:: Directive ::
In this exercise, reproduce all the entries that follow exactly.
--- start of Extracted data ---
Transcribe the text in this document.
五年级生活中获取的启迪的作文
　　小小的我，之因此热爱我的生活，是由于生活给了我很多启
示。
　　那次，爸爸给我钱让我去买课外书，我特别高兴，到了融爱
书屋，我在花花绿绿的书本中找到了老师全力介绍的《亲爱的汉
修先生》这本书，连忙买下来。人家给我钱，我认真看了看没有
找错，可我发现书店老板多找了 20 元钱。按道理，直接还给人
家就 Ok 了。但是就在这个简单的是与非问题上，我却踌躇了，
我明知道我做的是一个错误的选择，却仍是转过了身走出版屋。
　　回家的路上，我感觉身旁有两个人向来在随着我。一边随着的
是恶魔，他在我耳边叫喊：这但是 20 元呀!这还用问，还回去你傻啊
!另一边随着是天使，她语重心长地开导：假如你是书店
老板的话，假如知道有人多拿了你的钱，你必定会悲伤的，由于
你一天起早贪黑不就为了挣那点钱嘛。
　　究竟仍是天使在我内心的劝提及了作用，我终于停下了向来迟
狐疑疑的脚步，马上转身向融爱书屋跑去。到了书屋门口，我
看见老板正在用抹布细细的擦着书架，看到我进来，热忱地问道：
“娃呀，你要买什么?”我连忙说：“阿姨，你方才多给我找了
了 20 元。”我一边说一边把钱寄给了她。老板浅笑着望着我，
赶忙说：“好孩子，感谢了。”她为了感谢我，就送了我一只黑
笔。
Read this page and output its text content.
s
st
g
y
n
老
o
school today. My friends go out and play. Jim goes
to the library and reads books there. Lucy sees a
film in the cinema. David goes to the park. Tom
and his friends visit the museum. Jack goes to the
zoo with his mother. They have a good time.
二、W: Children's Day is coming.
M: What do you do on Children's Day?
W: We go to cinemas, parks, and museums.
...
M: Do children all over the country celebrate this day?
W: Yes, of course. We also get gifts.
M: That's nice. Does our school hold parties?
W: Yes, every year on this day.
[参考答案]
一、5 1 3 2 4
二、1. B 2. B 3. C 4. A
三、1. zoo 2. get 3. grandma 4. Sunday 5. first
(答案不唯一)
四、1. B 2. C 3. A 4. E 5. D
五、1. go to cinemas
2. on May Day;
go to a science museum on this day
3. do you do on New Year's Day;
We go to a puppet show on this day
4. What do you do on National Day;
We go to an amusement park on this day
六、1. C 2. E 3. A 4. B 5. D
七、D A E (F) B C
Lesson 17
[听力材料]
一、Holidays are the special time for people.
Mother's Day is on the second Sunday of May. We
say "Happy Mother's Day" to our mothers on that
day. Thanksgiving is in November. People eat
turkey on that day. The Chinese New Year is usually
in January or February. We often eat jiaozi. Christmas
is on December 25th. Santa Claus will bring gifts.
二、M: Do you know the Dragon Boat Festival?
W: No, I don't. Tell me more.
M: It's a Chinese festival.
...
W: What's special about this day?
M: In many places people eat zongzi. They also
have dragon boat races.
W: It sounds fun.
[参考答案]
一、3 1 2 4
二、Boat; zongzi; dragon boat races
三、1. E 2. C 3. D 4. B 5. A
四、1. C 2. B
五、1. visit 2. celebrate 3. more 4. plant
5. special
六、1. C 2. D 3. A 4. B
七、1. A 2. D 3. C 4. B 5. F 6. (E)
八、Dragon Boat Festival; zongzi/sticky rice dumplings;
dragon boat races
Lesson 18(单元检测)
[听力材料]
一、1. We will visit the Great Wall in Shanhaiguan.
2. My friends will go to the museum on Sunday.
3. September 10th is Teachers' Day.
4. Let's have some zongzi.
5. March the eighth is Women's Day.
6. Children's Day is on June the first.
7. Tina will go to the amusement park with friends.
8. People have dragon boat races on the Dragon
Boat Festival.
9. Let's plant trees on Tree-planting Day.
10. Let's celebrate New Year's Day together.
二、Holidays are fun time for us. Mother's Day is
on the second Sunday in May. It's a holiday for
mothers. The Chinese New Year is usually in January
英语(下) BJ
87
--- end of Extracted data ---
:: The solution ::
Transcribe the text in this document.
五年级生活中获取的启迪的作文
　　小小的我，之因此热爱我的生活，是由于生活给了我很多启
示。
　　那次，爸爸给我钱让我去买课外书，我特别高兴，到了融爱
书屋，我在花花绿绿的书本中找到了老师全力介绍的《亲爱的汉
修先生》这本书，连忙买下来。人家给我钱，我认真看了看没有
找错，可我发现书店老板多找了 20 元钱。按道理，直接还给人
家就 Ok 了。但是就在这个简单的是与非问题上，我却踌躇了，
我明知道我做的是一个错误的选择，却仍是转过了身走出版屋。
　　回家的路上，我感觉身旁有两个人向来在随着我。一边随着的
是恶魔，他在我耳边叫喊：这但是 20 元呀!这还用问，还回去你傻啊
!另一边随着是天使，她语重心长地开导：假如你是书店
老板的话，假如知道有人多拿了你的钱，你必定会悲伤的，由于
你一天起早贪黑不就为了挣那点钱嘛。
　　究竟仍是天使在我内心的劝提及了作用，我终于停下了向来迟
狐疑疑的脚步，马上转身向融爱书屋跑去。到了书屋门口，我
看见老板正在用抹布细细的擦着书架，看到我进来，热忱地问道：
“娃呀，你要买什么?”我连忙说：“阿姨，你方才多给我找了
了 20 元。”我一边说一边把钱寄给了她。老板浅笑着望着我，
赶忙说：“好孩子，感谢了。”她为了感谢我，就送了我一只黑
笔。
Read this page and output its text content.
s
st
g
y
n
老
o
school today. My friends go out and play. Jim goes
to the library and reads books there. Lucy sees a
film in the cinema. David goes to the park. Tom
and his friends visit the museum. Jack goes to the
zoo with his mother. They have a good time.
二、W: Children's Day is coming.
M: What do you do on Children's Day?
W: We go to cinemas, parks, and museums.
...
M: Do children all over the country celebrate this day?
W: Yes, of course. We also get gifts.
M: That's nice. Does our school hold parties?
W: Yes, every year on this day.
[参考答案]
一、5 1 3 2 4
二、1. B 2. B 3. C 4. A
三、1. zoo 2. get 3. grandma 4. Sunday 5. first
(答案不唯一)
四、1. B 2. C 3. A 4. E 5. D
五、1. go to cinemas
2. on May Day;
go to a science museum on this day
3. do you do on New Year's Day;
We go to a puppet show on this day
4. What do you do on National Day;
We go to an amusement park on this day
六、1. C 2. E 3. A 4. B 5. D
七、D A E (F) B C
Lesson 17
[听力材料]
一、Holidays are the special time for people.
Mother's Day is on the second Sunday of May. We
say "Happy Mother's Day" to our mothers on that
day. Thanksgiving is in November. People eat
turkey on that day. The Chinese New Year is usually
in January or February. We often eat jiaozi. Christmas
is on December 25th. Santa Claus will bring gifts.
二、M: Do you know the Dragon Boat Festival?
W: No, I don't. Tell me more.
M: It's a Chinese festival.
...
W: What's special about this day?
M: In many places people eat zongzi. They also
have dragon boat races.
W: It sounds fun.
[参考答案]
一、3 1 2 4
二、Boat; zongzi; dragon boat races
三、1. E 2. C 3. D 4. B 5. A
四、1. C 2. B
五、1. visit 2. celebrate 3. more 4. plant
5. special
六、1. C 2. D 3. A 4. B
七、1. A 2. D 3. C 4. B 5. F 6. (E)
八、Dragon Boat Festival; zongzi/sticky rice dumplings;
dragon boat races
Lesson 18(单元检测)
[听力材料]
一、1. We will visit the Great Wall in Shanhaiguan.
2. My friends will go to the museum on Sunday.
3. September 10th is Teachers' Day.
4. Let's have some zongzi.
5. March the eighth is Women's Day.
6. Children's Day is on June the first.
7. Tina will go to the amusement park with friends.
8. People have dragon boat races on the Dragon
Boat Festival.
9. Let's plant trees on Tree-planting Day.
10. Let's celebrate New Year's Day together.
二、Holidays are fun time for us. Mother's Day is
on the second Sunday in May. It's a holiday for
mothers. The Chinese New Year is usually in January
英语(下) BJ
87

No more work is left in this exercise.